→ Data to process
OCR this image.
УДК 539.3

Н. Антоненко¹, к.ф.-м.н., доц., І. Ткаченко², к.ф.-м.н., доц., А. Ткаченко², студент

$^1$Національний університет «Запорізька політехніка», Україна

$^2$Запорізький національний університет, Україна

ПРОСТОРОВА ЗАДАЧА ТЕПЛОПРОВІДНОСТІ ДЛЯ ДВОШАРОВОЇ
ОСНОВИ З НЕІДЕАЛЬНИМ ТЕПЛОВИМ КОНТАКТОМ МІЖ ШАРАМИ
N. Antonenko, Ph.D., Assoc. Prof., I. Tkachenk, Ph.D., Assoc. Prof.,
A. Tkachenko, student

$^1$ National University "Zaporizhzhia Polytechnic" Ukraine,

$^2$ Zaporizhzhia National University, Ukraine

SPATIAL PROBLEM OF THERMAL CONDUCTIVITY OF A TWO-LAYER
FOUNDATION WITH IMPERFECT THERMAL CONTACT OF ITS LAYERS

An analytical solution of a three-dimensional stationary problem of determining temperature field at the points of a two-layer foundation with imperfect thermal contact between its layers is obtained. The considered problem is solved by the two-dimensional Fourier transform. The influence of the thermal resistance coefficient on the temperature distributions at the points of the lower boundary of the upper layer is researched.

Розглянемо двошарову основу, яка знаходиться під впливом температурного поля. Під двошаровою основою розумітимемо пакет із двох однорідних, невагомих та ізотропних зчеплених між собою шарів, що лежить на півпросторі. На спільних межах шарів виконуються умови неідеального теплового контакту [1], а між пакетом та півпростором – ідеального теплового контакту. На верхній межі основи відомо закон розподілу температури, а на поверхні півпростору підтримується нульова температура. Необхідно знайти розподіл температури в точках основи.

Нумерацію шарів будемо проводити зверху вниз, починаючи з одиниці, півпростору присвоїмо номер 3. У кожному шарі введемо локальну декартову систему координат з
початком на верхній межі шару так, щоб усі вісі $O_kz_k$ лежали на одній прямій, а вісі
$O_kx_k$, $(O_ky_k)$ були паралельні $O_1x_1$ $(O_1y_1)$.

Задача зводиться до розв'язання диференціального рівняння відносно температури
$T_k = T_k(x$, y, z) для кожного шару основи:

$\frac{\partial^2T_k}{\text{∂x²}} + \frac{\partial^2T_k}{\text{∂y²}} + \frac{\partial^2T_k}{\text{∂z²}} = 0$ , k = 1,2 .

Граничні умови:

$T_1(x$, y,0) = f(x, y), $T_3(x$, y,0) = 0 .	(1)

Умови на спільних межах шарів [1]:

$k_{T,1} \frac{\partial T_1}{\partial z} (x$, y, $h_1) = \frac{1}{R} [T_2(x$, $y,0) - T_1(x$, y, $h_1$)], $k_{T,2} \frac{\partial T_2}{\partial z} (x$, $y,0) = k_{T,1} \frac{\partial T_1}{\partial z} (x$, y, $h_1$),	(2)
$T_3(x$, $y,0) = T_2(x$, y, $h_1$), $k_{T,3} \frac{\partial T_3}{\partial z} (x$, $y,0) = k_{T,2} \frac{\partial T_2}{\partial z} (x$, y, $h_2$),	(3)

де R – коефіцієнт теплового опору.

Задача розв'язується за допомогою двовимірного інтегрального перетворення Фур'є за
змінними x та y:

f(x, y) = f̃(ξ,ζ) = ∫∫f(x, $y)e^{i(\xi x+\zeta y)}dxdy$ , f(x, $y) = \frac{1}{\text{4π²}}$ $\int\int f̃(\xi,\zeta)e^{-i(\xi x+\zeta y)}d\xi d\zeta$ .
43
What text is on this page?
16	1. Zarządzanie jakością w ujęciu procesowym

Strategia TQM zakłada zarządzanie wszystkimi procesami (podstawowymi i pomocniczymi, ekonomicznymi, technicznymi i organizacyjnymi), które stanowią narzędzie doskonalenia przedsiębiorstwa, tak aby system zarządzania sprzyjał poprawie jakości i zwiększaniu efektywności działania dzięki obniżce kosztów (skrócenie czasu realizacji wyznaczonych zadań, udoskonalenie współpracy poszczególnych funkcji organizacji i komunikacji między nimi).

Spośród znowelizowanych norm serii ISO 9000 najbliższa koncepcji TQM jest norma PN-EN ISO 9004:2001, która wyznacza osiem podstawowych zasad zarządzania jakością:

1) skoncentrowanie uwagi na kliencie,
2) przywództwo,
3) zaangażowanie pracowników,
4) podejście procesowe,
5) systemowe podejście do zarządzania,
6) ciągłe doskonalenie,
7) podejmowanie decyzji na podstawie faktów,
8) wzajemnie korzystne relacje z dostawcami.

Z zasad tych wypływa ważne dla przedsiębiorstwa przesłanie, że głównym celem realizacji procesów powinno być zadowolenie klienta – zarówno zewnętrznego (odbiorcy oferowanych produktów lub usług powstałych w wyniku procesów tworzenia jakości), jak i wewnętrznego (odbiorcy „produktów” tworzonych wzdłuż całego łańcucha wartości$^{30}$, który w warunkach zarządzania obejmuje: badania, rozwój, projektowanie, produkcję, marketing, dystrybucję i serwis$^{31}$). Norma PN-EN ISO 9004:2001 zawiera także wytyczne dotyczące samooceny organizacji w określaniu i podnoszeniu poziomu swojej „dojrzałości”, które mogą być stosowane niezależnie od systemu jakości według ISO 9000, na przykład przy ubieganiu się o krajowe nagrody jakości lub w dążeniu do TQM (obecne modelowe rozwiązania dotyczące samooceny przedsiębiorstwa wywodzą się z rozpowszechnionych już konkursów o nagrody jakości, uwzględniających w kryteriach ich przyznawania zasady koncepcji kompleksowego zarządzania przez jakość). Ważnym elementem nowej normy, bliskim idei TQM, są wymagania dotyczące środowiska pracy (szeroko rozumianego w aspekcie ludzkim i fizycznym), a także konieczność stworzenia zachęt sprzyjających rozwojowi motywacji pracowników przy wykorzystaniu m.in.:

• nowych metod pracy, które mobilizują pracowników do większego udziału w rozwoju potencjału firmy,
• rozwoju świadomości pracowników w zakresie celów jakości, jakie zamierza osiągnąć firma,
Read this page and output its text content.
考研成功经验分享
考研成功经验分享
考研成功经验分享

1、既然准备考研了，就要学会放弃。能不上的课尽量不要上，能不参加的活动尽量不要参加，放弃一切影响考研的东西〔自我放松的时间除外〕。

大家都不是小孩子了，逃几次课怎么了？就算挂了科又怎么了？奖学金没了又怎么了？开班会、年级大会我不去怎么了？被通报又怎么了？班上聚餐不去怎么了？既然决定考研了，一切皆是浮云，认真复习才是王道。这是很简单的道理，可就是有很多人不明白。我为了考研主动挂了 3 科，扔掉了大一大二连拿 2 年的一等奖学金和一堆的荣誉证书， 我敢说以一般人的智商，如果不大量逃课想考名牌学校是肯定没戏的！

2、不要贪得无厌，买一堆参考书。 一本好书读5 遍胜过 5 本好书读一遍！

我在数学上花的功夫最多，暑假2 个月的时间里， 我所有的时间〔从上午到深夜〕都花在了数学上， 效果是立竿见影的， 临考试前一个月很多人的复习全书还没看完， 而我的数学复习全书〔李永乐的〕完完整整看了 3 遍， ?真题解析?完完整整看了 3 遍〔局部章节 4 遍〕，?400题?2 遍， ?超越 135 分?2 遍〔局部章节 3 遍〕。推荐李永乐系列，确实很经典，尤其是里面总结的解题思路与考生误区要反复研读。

→ What you have to do
Return each line where "шарів" shows up.

→ Completed task
Розглянемо двошарову основу, яка знаходиться під впливом температурного поля. Під двошаровою основою розумітимемо пакет із двох однорідних, невагомих та ізотропних зчеплених між собою шарів, що лежить на півпросторі. На спільних межах шарів виконуються умови неідеального теплового контакту [1], а між пакетом та півпростором – ідеального теплового контакту. На верхній межі основи відомо закон розподілу температури, а на поверхні півпростору підтримується нульова температура. Необхідно знайти розподіл температури в точках основи.
Нумерацію шарів будемо проводити зверху вниз, починаючи з одиниці, півпростору присвоїмо номер 3. У кожному шарі введемо локальну декартову систему координат з
Умови на спільних межах шарів [1]:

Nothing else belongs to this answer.